MATERIAL FOR THIS TASK:
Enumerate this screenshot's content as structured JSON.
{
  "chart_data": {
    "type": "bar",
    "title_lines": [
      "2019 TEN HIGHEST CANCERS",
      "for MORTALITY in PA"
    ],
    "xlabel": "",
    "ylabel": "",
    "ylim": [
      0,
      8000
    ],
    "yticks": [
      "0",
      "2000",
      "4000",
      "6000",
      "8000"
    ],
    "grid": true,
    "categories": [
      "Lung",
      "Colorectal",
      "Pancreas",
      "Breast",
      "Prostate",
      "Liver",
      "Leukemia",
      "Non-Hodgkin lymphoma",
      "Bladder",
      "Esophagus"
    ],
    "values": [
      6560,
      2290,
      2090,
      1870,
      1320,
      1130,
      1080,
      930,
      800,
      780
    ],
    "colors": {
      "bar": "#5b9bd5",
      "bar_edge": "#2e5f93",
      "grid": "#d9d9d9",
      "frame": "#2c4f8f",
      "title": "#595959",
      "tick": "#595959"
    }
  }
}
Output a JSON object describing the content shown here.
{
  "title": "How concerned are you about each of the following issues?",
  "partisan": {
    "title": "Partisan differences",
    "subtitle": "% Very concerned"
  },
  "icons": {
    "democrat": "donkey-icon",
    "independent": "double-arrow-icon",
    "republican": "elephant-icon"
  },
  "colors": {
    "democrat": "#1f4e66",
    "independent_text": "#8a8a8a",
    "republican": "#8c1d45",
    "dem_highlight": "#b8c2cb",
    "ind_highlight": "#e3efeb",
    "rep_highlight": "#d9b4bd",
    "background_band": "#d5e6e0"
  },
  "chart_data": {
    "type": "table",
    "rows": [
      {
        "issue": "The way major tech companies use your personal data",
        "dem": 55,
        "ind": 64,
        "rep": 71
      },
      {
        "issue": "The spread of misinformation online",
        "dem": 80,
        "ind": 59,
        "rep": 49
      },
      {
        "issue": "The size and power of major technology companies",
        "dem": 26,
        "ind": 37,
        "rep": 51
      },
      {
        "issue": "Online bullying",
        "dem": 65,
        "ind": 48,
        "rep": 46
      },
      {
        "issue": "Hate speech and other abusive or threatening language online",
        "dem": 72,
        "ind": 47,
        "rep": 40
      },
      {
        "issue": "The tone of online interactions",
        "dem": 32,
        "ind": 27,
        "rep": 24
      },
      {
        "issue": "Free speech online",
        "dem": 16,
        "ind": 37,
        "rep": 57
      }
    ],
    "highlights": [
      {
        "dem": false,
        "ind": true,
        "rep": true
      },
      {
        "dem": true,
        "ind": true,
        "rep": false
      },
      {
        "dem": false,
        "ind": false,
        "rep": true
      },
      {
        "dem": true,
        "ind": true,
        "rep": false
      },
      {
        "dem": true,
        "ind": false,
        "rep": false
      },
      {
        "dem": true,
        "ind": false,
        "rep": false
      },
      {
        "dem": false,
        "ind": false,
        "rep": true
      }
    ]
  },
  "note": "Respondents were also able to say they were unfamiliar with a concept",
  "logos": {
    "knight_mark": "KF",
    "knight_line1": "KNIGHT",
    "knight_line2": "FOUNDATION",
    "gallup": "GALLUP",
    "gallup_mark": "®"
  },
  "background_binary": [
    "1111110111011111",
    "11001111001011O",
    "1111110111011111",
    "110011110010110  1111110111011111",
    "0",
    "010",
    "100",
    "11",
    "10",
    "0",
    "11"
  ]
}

GIVEN REQUEST: Write down all the entries again without a single difference.

TASK OUTPUT:
Enumerate this screenshot's content as structured JSON.
{
  "chart_data": {
    "type": "bar",
    "title_lines": [
      "2019 TEN HIGHEST CANCERS",
      "for MORTALITY in PA"
    ],
    "xlabel": "",
    "ylabel": "",
    "ylim": [
      0,
      8000
    ],
    "yticks": [
      "0",
      "2000",
      "4000",
      "6000",
      "8000"
    ],
    "grid": true,
    "categories": [
      "Lung",
      "Colorectal",
      "Pancreas",
      "Breast",
      "Prostate",
      "Liver",
      "Leukemia",
      "Non-Hodgkin lymphoma",
      "Bladder",
      "Esophagus"
    ],
    "values": [
      6560,
      2290,
      2090,
      1870,
      1320,
      1130,
      1080,
      930,
      800,
      780
    ],
    "colors": {
      "bar": "#5b9bd5",
      "bar_edge": "#2e5f93",
      "grid": "#d9d9d9",
      "frame": "#2c4f8f",
      "title": "#595959",
      "tick": "#595959"
    }
  }
}
Output a JSON object describing the content shown here.
{
  "title": "How concerned are you about each of the following issues?",
  "partisan": {
    "title": "Partisan differences",
    "subtitle": "% Very concerned"
  },
  "icons": {
    "democrat": "donkey-icon",
    "independent": "double-arrow-icon",
    "republican": "elephant-icon"
  },
  "colors": {
    "democrat": "#1f4e66",
    "independent_text": "#8a8a8a",
    "republican": "#8c1d45",
    "dem_highlight": "#b8c2cb",
    "ind_highlight": "#e3efeb",
    "rep_highlight": "#d9b4bd",
    "background_band": "#d5e6e0"
  },
  "chart_data": {
    "type": "table",
    "rows": [
      {
        "issue": "The way major tech companies use your personal data",
        "dem": 55,
        "ind": 64,
        "rep": 71
      },
      {
        "issue": "The spread of misinformation online",
        "dem": 80,
        "ind": 59,
        "rep": 49
      },
      {
        "issue": "The size and power of major technology companies",
        "dem": 26,
        "ind": 37,
        "rep": 51
      },
      {
        "issue": "Online bullying",
        "dem": 65,
        "ind": 48,
        "rep": 46
      },
      {
        "issue": "Hate speech and other abusive or threatening language online",
        "dem": 72,
        "ind": 47,
        "rep": 40
      },
      {
        "issue": "The tone of online interactions",
        "dem": 32,
        "ind": 27,
        "rep": 24
      },
      {
        "issue": "Free speech online",
        "dem": 16,
        "ind": 37,
        "rep": 57
      }
    ],
    "highlights": [
      {
        "dem": false,
        "ind": true,
        "rep": true
      },
      {
        "dem": true,
        "ind": true,
        "rep": false
      },
      {
        "dem": false,
        "ind": false,
        "rep": true
      },
      {
        "dem": true,
        "ind": true,
        "rep": false
      },
      {
        "dem": true,
        "ind": false,
        "rep": false
      },
      {
        "dem": true,
        "ind": false,
        "rep": false
      },
      {
        "dem": false,
        "ind": false,
        "rep": true
      }
    ]
  },
  "note": "Respondents were also able to say they were unfamiliar with a concept",
  "logos": {
    "knight_mark": "KF",
    "knight_line1": "KNIGHT",
    "knight_line2": "FOUNDATION",
    "gallup": "GALLUP",
    "gallup_mark": "®"
  },
  "background_binary": [
    "1111110111011111",
    "11001111001011O",
    "1111110111011111",
    "110011110010110  1111110111011111",
    "0",
    "010",
    "100",
    "11",
    "10",
    "0",
    "11"
  ]
}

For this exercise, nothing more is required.